> [Material]

— begin —

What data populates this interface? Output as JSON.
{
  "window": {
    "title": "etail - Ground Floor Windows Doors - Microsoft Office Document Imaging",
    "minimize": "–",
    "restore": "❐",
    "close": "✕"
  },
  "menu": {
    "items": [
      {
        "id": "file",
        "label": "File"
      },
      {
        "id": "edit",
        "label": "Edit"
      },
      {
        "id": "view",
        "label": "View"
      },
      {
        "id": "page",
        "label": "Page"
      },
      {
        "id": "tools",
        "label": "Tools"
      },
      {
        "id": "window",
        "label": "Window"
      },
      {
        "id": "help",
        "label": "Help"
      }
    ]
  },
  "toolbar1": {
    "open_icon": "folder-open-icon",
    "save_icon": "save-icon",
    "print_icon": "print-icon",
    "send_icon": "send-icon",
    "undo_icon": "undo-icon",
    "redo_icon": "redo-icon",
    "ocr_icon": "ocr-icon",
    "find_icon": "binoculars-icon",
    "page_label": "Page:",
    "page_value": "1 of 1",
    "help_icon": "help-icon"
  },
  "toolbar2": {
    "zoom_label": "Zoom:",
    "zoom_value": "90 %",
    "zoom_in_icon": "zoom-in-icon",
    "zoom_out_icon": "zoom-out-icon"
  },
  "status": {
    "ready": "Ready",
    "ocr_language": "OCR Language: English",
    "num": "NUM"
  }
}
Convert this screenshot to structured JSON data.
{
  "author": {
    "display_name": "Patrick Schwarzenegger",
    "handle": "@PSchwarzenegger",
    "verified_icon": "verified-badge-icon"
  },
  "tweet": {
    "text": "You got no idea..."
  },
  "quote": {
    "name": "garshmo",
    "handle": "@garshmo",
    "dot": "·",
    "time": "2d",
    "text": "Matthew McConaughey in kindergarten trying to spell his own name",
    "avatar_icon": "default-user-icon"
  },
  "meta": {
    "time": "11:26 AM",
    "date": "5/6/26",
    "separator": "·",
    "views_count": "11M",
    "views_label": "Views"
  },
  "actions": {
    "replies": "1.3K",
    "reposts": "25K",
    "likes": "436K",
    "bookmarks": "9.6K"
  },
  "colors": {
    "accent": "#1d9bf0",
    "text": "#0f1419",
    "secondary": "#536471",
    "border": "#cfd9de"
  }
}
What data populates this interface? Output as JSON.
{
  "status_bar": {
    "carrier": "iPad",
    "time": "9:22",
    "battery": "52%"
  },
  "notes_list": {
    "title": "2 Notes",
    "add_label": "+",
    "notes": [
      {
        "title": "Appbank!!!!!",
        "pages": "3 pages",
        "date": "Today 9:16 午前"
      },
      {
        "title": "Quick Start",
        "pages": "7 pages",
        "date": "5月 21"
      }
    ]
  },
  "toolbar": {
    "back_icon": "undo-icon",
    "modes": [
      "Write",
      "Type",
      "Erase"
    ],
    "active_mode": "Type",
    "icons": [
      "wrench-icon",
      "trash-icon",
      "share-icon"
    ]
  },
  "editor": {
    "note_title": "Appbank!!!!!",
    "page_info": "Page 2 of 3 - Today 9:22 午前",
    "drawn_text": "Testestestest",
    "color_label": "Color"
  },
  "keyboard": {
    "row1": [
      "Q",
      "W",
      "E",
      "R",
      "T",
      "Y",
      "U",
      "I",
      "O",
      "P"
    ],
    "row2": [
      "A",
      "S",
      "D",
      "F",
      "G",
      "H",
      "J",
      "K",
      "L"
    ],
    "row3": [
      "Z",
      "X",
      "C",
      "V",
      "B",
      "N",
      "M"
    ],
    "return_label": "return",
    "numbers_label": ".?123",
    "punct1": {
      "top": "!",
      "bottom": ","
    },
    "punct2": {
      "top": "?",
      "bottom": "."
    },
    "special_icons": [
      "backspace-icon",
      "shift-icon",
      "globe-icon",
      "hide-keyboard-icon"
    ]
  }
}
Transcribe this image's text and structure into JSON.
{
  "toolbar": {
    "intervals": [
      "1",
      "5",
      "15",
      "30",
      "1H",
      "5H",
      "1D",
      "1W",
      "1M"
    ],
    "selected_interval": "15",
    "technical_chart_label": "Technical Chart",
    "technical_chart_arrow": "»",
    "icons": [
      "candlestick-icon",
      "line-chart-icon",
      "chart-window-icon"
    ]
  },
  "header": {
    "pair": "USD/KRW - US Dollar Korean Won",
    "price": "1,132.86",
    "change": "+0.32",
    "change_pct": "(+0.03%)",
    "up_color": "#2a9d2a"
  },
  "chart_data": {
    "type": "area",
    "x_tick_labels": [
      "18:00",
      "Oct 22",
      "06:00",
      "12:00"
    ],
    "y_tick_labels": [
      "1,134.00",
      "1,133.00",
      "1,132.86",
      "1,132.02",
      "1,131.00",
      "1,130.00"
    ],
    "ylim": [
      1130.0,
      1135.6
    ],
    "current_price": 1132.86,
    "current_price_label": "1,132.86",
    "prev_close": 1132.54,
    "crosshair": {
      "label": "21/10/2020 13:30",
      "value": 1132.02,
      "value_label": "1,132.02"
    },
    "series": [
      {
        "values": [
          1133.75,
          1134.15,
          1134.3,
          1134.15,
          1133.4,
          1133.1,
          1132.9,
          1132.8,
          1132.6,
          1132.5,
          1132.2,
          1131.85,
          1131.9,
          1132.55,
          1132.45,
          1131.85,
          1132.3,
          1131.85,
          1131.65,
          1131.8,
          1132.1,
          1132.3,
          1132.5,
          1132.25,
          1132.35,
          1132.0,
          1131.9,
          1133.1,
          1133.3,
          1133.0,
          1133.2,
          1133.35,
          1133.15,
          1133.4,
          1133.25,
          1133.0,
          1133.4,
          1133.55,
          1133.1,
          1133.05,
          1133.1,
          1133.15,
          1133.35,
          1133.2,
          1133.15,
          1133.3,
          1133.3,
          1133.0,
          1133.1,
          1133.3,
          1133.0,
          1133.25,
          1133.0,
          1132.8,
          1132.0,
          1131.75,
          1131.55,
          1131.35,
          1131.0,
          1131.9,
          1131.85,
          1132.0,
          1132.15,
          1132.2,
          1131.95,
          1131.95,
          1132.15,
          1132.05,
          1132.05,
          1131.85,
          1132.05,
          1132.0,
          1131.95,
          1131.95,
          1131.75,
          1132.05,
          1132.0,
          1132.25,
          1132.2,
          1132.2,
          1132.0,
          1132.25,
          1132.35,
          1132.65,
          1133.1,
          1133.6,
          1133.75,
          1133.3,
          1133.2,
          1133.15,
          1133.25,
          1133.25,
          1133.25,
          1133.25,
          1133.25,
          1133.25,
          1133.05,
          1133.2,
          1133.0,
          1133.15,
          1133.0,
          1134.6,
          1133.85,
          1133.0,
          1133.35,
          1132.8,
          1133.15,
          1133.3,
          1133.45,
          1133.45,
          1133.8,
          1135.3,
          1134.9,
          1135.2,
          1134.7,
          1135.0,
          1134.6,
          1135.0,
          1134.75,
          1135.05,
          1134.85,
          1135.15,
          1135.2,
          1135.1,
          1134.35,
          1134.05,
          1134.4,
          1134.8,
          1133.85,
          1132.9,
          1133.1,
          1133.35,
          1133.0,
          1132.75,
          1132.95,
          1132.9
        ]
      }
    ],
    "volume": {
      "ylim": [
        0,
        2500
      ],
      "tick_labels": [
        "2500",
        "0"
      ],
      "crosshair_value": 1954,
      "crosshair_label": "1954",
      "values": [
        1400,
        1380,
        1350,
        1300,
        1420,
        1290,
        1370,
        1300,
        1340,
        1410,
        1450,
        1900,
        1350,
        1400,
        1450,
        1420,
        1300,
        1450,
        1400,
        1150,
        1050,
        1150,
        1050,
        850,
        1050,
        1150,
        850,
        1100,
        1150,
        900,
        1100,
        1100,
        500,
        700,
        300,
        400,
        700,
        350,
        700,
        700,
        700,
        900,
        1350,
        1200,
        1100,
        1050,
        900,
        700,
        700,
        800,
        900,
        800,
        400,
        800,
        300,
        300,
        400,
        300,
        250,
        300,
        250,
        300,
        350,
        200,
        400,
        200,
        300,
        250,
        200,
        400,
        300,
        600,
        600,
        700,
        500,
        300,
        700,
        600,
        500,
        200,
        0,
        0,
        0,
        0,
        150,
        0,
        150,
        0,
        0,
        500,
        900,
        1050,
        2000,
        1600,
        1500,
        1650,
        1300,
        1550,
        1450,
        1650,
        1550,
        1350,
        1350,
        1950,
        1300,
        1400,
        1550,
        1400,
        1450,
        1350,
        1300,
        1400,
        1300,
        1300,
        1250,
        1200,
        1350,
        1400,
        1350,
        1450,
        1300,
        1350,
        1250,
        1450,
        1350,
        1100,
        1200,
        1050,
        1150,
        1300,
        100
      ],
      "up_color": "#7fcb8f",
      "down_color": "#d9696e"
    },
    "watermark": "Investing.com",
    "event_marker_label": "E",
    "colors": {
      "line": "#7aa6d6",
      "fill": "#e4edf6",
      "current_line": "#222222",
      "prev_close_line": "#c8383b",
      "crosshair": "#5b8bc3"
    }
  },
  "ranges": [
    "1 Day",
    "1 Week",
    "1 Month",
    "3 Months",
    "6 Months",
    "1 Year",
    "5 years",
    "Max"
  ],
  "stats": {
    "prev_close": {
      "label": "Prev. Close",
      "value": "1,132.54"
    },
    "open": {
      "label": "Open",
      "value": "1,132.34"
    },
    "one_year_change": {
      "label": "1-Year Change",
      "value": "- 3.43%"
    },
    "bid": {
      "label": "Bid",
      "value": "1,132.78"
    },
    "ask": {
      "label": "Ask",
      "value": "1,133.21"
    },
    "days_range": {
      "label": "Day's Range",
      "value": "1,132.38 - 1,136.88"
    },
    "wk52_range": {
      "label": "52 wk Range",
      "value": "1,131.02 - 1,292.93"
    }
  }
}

— end —

> [Short problem]
Write down every line of the data above that includes the string "JSON".

> [Task solution]
What data populates this interface? Output as JSON.
Convert this screenshot to structured JSON data.
What data populates this interface? Output as JSON.
Transcribe this image's text and structure into JSON.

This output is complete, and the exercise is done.